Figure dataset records
** begin **
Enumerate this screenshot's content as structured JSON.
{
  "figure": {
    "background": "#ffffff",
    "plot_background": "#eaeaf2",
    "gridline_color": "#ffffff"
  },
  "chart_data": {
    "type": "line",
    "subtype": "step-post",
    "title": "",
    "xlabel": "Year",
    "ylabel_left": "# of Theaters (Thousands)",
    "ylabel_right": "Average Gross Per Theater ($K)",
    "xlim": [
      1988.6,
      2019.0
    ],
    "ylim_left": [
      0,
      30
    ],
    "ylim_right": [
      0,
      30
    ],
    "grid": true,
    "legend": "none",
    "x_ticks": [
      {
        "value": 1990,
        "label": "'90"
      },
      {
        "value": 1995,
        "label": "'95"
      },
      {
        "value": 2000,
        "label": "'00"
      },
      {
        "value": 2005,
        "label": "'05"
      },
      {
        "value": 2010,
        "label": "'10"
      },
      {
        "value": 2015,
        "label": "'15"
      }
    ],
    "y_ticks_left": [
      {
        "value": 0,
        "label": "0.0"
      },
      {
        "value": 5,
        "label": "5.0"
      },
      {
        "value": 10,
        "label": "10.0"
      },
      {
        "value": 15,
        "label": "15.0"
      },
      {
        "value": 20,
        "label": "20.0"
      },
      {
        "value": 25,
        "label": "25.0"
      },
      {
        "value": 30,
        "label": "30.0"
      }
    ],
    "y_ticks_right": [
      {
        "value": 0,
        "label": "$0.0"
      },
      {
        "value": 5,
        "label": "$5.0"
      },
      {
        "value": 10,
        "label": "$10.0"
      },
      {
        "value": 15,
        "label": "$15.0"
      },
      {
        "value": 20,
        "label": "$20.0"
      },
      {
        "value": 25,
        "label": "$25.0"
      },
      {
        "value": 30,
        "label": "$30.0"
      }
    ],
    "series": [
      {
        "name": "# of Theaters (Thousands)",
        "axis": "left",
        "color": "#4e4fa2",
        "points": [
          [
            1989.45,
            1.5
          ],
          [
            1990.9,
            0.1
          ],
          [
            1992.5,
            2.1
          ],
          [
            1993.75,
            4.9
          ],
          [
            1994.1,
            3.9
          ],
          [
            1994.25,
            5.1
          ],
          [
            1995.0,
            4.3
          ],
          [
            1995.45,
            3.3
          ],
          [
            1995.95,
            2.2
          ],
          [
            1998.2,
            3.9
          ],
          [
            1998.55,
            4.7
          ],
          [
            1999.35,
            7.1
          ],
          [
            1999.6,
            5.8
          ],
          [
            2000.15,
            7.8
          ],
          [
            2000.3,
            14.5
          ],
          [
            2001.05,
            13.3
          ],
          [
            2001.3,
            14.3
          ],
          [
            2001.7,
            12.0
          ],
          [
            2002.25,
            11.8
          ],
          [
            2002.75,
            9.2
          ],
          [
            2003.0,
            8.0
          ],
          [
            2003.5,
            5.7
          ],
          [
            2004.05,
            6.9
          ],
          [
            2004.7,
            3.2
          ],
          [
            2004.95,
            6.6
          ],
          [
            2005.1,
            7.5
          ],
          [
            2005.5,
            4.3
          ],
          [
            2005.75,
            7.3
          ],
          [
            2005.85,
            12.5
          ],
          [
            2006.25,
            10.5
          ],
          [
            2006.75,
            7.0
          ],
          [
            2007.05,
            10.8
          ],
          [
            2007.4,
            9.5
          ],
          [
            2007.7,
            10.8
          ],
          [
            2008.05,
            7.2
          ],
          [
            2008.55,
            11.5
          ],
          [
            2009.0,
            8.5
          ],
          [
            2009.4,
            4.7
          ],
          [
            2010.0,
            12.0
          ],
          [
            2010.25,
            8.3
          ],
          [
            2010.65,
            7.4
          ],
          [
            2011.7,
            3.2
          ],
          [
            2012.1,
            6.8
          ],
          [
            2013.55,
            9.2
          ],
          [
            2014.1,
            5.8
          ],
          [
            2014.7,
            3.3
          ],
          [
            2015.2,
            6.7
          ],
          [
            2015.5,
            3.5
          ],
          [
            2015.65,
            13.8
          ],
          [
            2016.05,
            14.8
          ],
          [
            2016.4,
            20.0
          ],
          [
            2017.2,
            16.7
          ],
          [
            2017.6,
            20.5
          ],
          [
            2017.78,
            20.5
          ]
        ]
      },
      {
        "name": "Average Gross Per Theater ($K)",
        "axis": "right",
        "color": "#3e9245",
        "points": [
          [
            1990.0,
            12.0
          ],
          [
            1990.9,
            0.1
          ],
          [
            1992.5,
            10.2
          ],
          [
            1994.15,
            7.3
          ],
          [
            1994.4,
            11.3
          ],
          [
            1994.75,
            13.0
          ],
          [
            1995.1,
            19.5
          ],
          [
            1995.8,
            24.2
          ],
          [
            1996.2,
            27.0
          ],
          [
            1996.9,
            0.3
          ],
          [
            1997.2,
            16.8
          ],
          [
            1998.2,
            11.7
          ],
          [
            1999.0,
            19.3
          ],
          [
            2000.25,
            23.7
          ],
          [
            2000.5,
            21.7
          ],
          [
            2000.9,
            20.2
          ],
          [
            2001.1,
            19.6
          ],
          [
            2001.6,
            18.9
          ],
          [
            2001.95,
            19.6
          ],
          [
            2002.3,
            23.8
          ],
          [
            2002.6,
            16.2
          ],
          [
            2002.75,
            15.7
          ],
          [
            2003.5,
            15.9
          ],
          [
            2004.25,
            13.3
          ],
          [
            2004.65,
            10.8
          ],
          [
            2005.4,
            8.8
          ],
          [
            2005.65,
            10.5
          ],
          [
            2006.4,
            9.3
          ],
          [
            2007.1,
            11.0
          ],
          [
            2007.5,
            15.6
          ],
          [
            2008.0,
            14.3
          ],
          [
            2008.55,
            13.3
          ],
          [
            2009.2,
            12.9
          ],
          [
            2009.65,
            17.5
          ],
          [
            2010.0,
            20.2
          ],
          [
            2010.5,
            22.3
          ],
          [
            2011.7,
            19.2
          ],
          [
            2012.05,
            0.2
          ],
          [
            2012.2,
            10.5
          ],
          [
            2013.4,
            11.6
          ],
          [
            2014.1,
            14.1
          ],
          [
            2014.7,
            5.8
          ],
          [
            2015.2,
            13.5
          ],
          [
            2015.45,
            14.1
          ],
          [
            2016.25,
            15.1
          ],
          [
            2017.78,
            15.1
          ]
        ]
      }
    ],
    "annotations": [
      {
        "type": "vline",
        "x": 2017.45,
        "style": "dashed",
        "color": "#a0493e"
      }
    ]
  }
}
** end **
→ **Problem requirements**:
Select all lines in the listing above where the word "name" appears, and show them.

→ **Completed exercise**:
        "name": "# of Theaters (Thousands)",
        "name": "Average Gross Per Theater ($K)",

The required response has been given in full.